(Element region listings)
•••
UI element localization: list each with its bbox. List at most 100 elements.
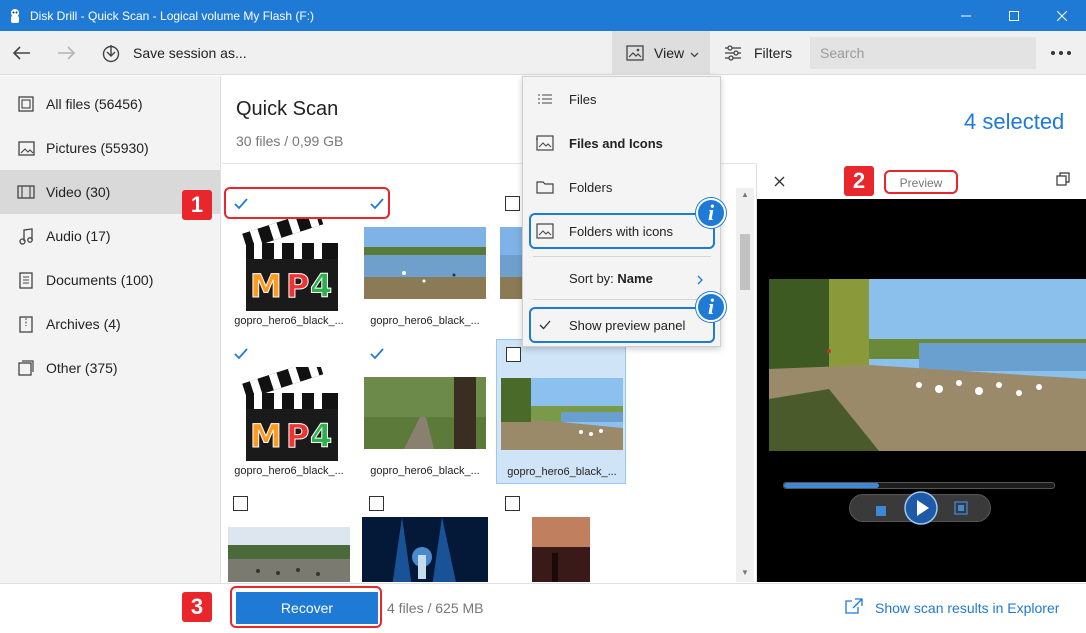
save-session-button[interactable]: Save session as... [133, 45, 247, 61]
video-player[interactable] [757, 199, 1086, 582]
external-link-icon [845, 598, 863, 617]
sidebar-item-documents[interactable]: Documents (100) [0, 258, 220, 302]
window-title: Disk Drill - Quick Scan - Logical volume… [30, 8, 315, 23]
save-session-icon[interactable] [99, 41, 123, 65]
scrollbar-thumb[interactable] [740, 234, 750, 290]
scroll-up-icon[interactable]: ▲ [739, 190, 751, 200]
sort-by-value: Name [617, 270, 653, 286]
file-name: gopro_hero6_black_... [234, 465, 344, 477]
chevron-down-icon [690, 45, 699, 61]
copy-icon[interactable] [1053, 169, 1073, 189]
file-name: gopro_hero6_black_... [370, 315, 480, 327]
selection-summary: 4 files / 625 MB [387, 600, 484, 616]
birds-field-thumbnail [228, 527, 350, 582]
file-tile[interactable] [224, 489, 354, 582]
toolbar: Save session as... View Filters [0, 31, 1086, 75]
file-name: gopro_hero6_black_... [370, 465, 480, 477]
info-icon: i [696, 198, 726, 228]
filters-button[interactable]: Filters [722, 31, 802, 75]
annotation-box-2 [884, 170, 958, 194]
sort-by-label: Sort by: Name [569, 270, 653, 286]
video-progress-bar[interactable] [783, 482, 1055, 489]
play-button[interactable] [904, 491, 938, 528]
annotation-badge-2: 2 [844, 166, 874, 196]
search-input[interactable] [810, 37, 1036, 69]
forward-arrow-icon[interactable] [54, 41, 78, 65]
file-tile[interactable]: M P 4 gopro_hero6_black_... [224, 339, 354, 484]
maximize-button[interactable] [990, 0, 1038, 31]
menu-item-sort-by[interactable]: Sort by: Name [523, 258, 720, 298]
sidebar-item-other[interactable]: Other (375) [0, 346, 220, 390]
view-button-label: View [654, 45, 685, 61]
menu-item-label: Files and Icons [569, 135, 663, 151]
more-options-icon[interactable] [1046, 41, 1076, 65]
sunset-thumbnail [532, 517, 590, 582]
file-checkbox[interactable] [505, 196, 520, 211]
sidebar-item-audio[interactable]: Audio (17) [0, 214, 220, 258]
file-checkbox[interactable] [233, 496, 248, 511]
back-arrow-icon[interactable] [10, 41, 34, 65]
menu-item-files[interactable]: Files [523, 79, 720, 119]
video-progress-fill [784, 483, 879, 488]
scan-summary: 30 files / 0,99 GB [236, 133, 344, 149]
view-icon [626, 44, 644, 65]
sidebar-item-label: Other (375) [46, 360, 118, 376]
annotation-badge-3: 3 [182, 592, 212, 622]
svg-text:P: P [286, 267, 309, 305]
sidebar-item-all-files[interactable]: All files (56456) [0, 82, 220, 126]
view-button[interactable]: View [612, 31, 710, 75]
park-path-thumbnail [501, 378, 623, 450]
archive-icon [16, 314, 36, 334]
sidebar-item-label: Video (30) [46, 184, 111, 200]
fullscreen-button[interactable] [954, 501, 968, 518]
show-in-explorer-link[interactable]: Show scan results in Explorer [845, 598, 1059, 617]
close-preview-icon[interactable] [769, 171, 789, 191]
file-tile[interactable] [496, 489, 626, 582]
grid-scrollbar[interactable]: ▲ ▼ [736, 188, 754, 582]
file-tile[interactable]: gopro_hero6_black_... [496, 339, 626, 484]
document-icon [16, 270, 36, 290]
sidebar-item-label: All files (56456) [46, 96, 143, 112]
sidebar-item-archives[interactable]: Archives (4) [0, 302, 220, 346]
minimize-button[interactable] [942, 0, 990, 31]
file-checkbox[interactable] [369, 346, 384, 361]
explorer-link-label: Show scan results in Explorer [875, 599, 1060, 616]
bottom-bar: Recover 4 files / 625 MB Show scan resul… [0, 583, 1086, 633]
title-bar: Disk Drill - Quick Scan - Logical volume… [0, 0, 1086, 31]
file-name: gopro_hero6_black_... [234, 315, 344, 327]
sidebar-item-label: Audio (17) [46, 228, 111, 244]
sidebar-item-label: Documents (100) [46, 272, 154, 288]
file-tile[interactable]: gopro_hero6_black_... [360, 339, 490, 484]
mp4-logo-thumbnail: M P 4 [238, 367, 344, 463]
highlight-show-preview-panel [529, 307, 715, 343]
disk-drill-app-icon [8, 8, 22, 24]
svg-text:P: P [286, 417, 309, 455]
file-checkbox[interactable] [505, 496, 520, 511]
sidebar: All files (56456) Pictures (55930) Video… [0, 76, 221, 583]
view-dropdown-menu: Files Files and Icons Folders Folders wi… [522, 76, 721, 347]
scroll-down-icon[interactable]: ▼ [739, 568, 751, 578]
menu-item-files-and-icons[interactable]: Files and Icons [523, 123, 720, 163]
park-tree-thumbnail [364, 377, 486, 449]
annotation-box-3 [230, 586, 382, 628]
menu-item-folders[interactable]: Folders [523, 167, 720, 207]
annotation-badge-1: 1 [182, 190, 212, 220]
close-window-button[interactable] [1038, 0, 1086, 31]
annotation-box-1 [224, 187, 390, 219]
filters-button-label: Filters [754, 45, 793, 61]
video-frame [769, 279, 1086, 451]
menu-divider [533, 256, 711, 257]
menu-divider [533, 299, 711, 300]
file-checkbox[interactable] [506, 347, 521, 362]
svg-text:4: 4 [310, 267, 332, 305]
stop-button[interactable] [876, 503, 886, 519]
svg-text:M: M [250, 267, 282, 305]
sidebar-item-pictures[interactable]: Pictures (55930) [0, 126, 220, 170]
folder-icon [535, 177, 555, 197]
chevron-right-icon [697, 272, 703, 288]
file-checkbox[interactable] [369, 496, 384, 511]
concert-thumbnail [362, 517, 488, 582]
file-tile[interactable] [360, 489, 490, 582]
file-checkbox[interactable] [233, 346, 248, 361]
menu-item-label: Files [569, 91, 597, 107]
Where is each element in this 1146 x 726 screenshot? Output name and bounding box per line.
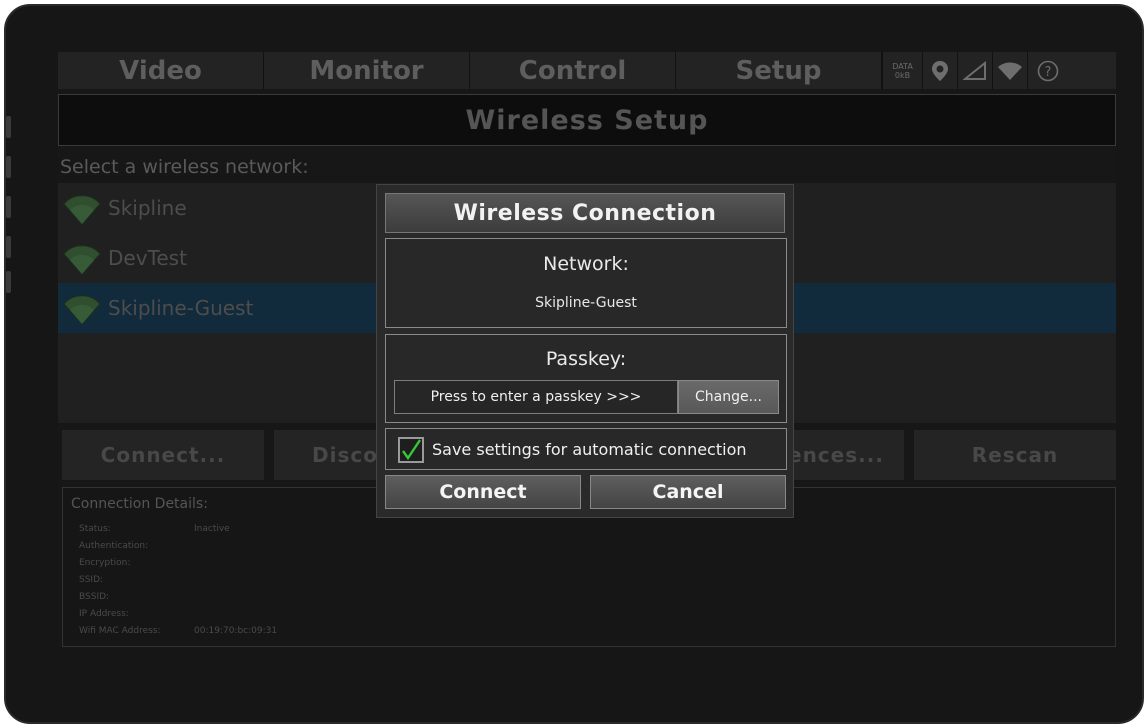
passkey-panel: Passkey: Press to enter a passkey >>> Ch… [385, 334, 787, 423]
wifi-signal-icon [63, 195, 101, 225]
save-settings-checkbox[interactable] [398, 437, 424, 463]
rescan-button[interactable]: Rescan [914, 430, 1116, 480]
help-icon[interactable]: ? [1027, 52, 1068, 89]
side-button [6, 156, 11, 178]
detail-label: Wifi MAC Address: [79, 626, 161, 636]
dialog-cancel-button[interactable]: Cancel [590, 475, 786, 509]
side-button [6, 236, 11, 258]
detail-row: BSSID: [79, 592, 194, 602]
detail-label: BSSID: [79, 592, 110, 602]
detail-row: SSID: [79, 575, 194, 585]
wifi-signal-icon [63, 295, 101, 325]
side-button [6, 271, 11, 293]
change-passkey-button[interactable]: Change... [678, 380, 779, 414]
connect-button[interactable]: Connect... [62, 430, 264, 480]
detail-value: Inactive [194, 524, 230, 534]
detail-label: Status: [79, 524, 111, 534]
data-indicator: DATA 0kB [882, 52, 922, 89]
passkey-label: Passkey: [545, 348, 627, 370]
connection-details-title: Connection Details: [71, 496, 208, 512]
detail-row: Authentication: [79, 541, 194, 551]
page-title: Wireless Setup [58, 94, 1116, 146]
data-indicator-value: 0kB [894, 70, 911, 80]
save-settings-label: Save settings for automatic connection [432, 440, 747, 459]
detail-row: Wifi MAC Address: 00:19:70:bc:09:31 [79, 626, 277, 636]
tab-setup[interactable]: Setup [676, 52, 882, 89]
wireless-connection-dialog: Wireless Connection Network: Skipline-Gu… [376, 184, 794, 518]
detail-label: SSID: [79, 575, 104, 585]
wifi-icon[interactable] [992, 52, 1027, 89]
checkmark-icon [402, 439, 421, 461]
detail-label: Authentication: [79, 541, 149, 551]
signal-strength-icon[interactable] [957, 52, 992, 89]
network-name: Skipline-Guest [108, 296, 254, 320]
detail-label: Encryption: [79, 558, 131, 568]
detail-row: Status: Inactive [79, 524, 230, 534]
select-network-label: Select a wireless network: [60, 156, 309, 178]
tab-control[interactable]: Control [470, 52, 676, 89]
save-settings-row: Save settings for automatic connection [385, 428, 787, 470]
dialog-connect-button[interactable]: Connect [385, 475, 581, 509]
side-button [6, 196, 11, 218]
tab-monitor[interactable]: Monitor [264, 52, 470, 89]
passkey-input[interactable]: Press to enter a passkey >>> [394, 380, 678, 414]
network-name: DevTest [108, 246, 187, 270]
network-panel: Network: Skipline-Guest [385, 238, 787, 328]
top-nav: Video Monitor Control Setup DATA 0kB ? [58, 52, 1116, 89]
network-label: Network: [543, 253, 629, 275]
network-name: Skipline [108, 196, 187, 220]
location-pin-icon[interactable] [922, 52, 957, 89]
tablet-frame: Video Monitor Control Setup DATA 0kB ? W… [4, 4, 1144, 724]
tab-video[interactable]: Video [58, 52, 264, 89]
wifi-signal-icon [63, 245, 101, 275]
svg-text:?: ? [1045, 65, 1052, 80]
detail-row: Encryption: [79, 558, 194, 568]
detail-row: IP Address: [79, 609, 194, 619]
detail-value: 00:19:70:bc:09:31 [194, 626, 278, 636]
network-value: Skipline-Guest [535, 295, 637, 311]
side-button [6, 116, 11, 138]
data-indicator-label: DATA [892, 61, 913, 71]
dialog-title: Wireless Connection [385, 193, 785, 233]
detail-label: IP Address: [79, 609, 129, 619]
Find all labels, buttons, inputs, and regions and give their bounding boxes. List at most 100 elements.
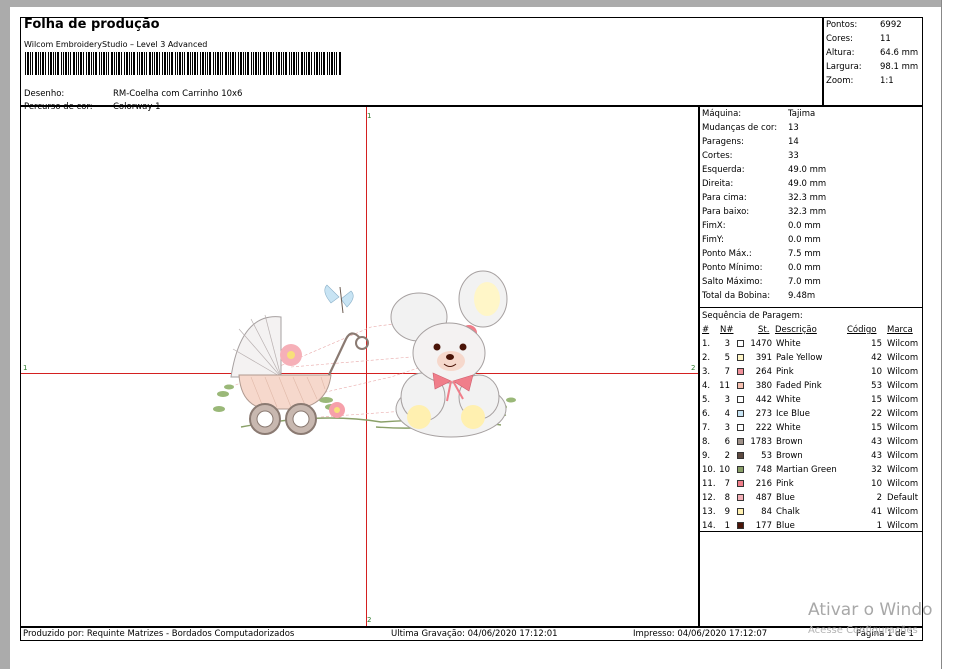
thread-brand: Wilcom [887, 479, 919, 489]
thread-description: Ice Blue [776, 409, 810, 419]
row-number: 10. [702, 465, 716, 475]
thread-description: Pink [776, 479, 794, 489]
col-header-n: N# [720, 325, 734, 335]
stitch-count: 748 [755, 465, 772, 475]
color-swatch [737, 396, 744, 403]
stat-value-stitches: 6992 [880, 20, 902, 30]
stitch-count: 1470 [750, 339, 772, 349]
stitch-count: 1783 [750, 437, 772, 447]
color-swatch [737, 368, 744, 375]
machine-info-label: Para baixo: [702, 207, 750, 217]
stitch-count: 380 [755, 381, 772, 391]
machine-info-label: Ponto Mínimo: [702, 263, 763, 273]
machine-info-value: 7.5 mm [788, 249, 821, 259]
windows-activation-hint: Acesse Configurações [808, 625, 918, 636]
row-number: 2. [702, 353, 711, 363]
thread-code: 43 [871, 451, 882, 461]
thread-brand: Wilcom [887, 381, 919, 391]
machine-info-value: 32.3 mm [788, 207, 827, 217]
color-swatch [737, 382, 744, 389]
stat-label-width: Largura: [826, 62, 862, 72]
stat-label-zoom: Zoom: [826, 76, 854, 86]
needle-number: 3 [724, 395, 730, 405]
machine-info-label: Direita: [702, 179, 734, 189]
thread-description: Faded Pink [776, 381, 822, 391]
flower [280, 344, 302, 366]
stat-label-stitches: Pontos: [826, 20, 858, 30]
machine-info-label: Esquerda: [702, 165, 745, 175]
thread-code: 15 [871, 423, 882, 433]
thread-brand: Wilcom [887, 451, 919, 461]
machine-info-label: Salto Máximo: [702, 277, 763, 287]
machine-info-value: 0.0 mm [788, 221, 821, 231]
row-number: 1. [702, 339, 711, 349]
row-number: 12. [702, 493, 716, 503]
thread-brand: Wilcom [887, 339, 919, 349]
sheet-footer: Produzido por: Requinte Matrizes - Borda… [20, 627, 923, 641]
barcode [25, 52, 341, 75]
needle-number: 4 [724, 409, 730, 419]
row-number: 11. [702, 479, 716, 489]
thread-brand: Wilcom [887, 367, 919, 377]
thread-code: 41 [871, 507, 882, 517]
machine-info-label: Cortes: [702, 151, 733, 161]
row-number: 13. [702, 507, 716, 517]
thread-description: Pale Yellow [776, 353, 823, 363]
stat-value-width: 98.1 mm [880, 62, 919, 72]
machine-info-value: 49.0 mm [788, 179, 827, 189]
crosshair-label-left: 1 [23, 364, 28, 372]
machine-info-value: 33 [788, 151, 799, 161]
needle-number: 7 [724, 479, 730, 489]
machine-info-value: 7.0 mm [788, 277, 821, 287]
needle-number: 10 [719, 465, 730, 475]
stitch-count: 273 [755, 409, 772, 419]
machine-info-value: 0.0 mm [788, 263, 821, 273]
needle-number: 8 [724, 493, 730, 503]
crosshair-label-right: 2 [691, 364, 696, 372]
color-swatch [737, 340, 744, 347]
thread-brand: Wilcom [887, 395, 919, 405]
thread-description: Martian Green [776, 465, 837, 475]
needle-number: 3 [724, 339, 730, 349]
thread-description: White [776, 395, 801, 405]
machine-info-value: 9.48m [788, 291, 816, 301]
stat-label-colors: Cores: [826, 34, 853, 44]
thread-code: 22 [871, 409, 882, 419]
machine-info-value: 14 [788, 137, 799, 147]
stitch-count: 216 [755, 479, 772, 489]
last-save: Ultima Gravação: 04/06/2020 17:12:01 [391, 629, 558, 639]
thread-code: 53 [871, 381, 882, 391]
machine-info-label: Total da Bobina: [702, 291, 771, 301]
embroidery-design [213, 270, 516, 438]
thread-brand: Wilcom [887, 465, 919, 475]
needle-number: 2 [724, 451, 730, 461]
thread-brand: Wilcom [887, 507, 919, 517]
row-number: 8. [702, 437, 711, 447]
row-number: 6. [702, 409, 711, 419]
stat-value-colors: 11 [880, 34, 891, 44]
thread-code: 1 [876, 521, 882, 531]
stat-value-zoom: 1:1 [880, 76, 894, 86]
machine-info-value: 49.0 mm [788, 165, 827, 175]
viewer-scroll-edge[interactable] [941, 0, 955, 669]
thread-code: 15 [871, 339, 882, 349]
row-number: 14. [702, 521, 716, 531]
crosshair-label-top: 1 [367, 112, 372, 120]
thread-description: Blue [776, 521, 795, 531]
thread-code: 10 [871, 367, 882, 377]
printed-date: Impresso: 04/06/2020 17:12:07 [633, 629, 768, 639]
thread-code: 42 [871, 353, 882, 363]
color-swatch [737, 508, 744, 515]
color-swatch [737, 452, 744, 459]
thread-code: 15 [871, 395, 882, 405]
row-number: 3. [702, 367, 711, 377]
machine-info-label: Ponto Máx.: [702, 249, 752, 259]
color-swatch [737, 410, 744, 417]
col-header-brand: Marca [887, 325, 913, 335]
thread-brand: Wilcom [887, 437, 919, 447]
row-number: 9. [702, 451, 711, 461]
col-header-num: # [702, 325, 710, 335]
thread-code: 43 [871, 437, 882, 447]
thread-brand: Wilcom [887, 409, 919, 419]
color-swatch [737, 466, 744, 473]
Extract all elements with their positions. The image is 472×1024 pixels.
•••
Written instruction:
Output the items as a numbered list, starting with the line that contains "thread-brand: Wilcom [887, 479, 919, 489]" and ending after the line that contains "stitch-count: 748 [755, 465, 772, 475]". Omit any blank lines.

Output for this task:
1. thread-brand: Wilcom [887, 479, 919, 489]
2. thread-description: Ice Blue [776, 409, 810, 419]
3. row-number: 10. [702, 465, 716, 475]
4. thread-description: Pink [776, 479, 794, 489]
5. col-header-n: N# [720, 325, 734, 335]
6. stitch-count: 748 [755, 465, 772, 475]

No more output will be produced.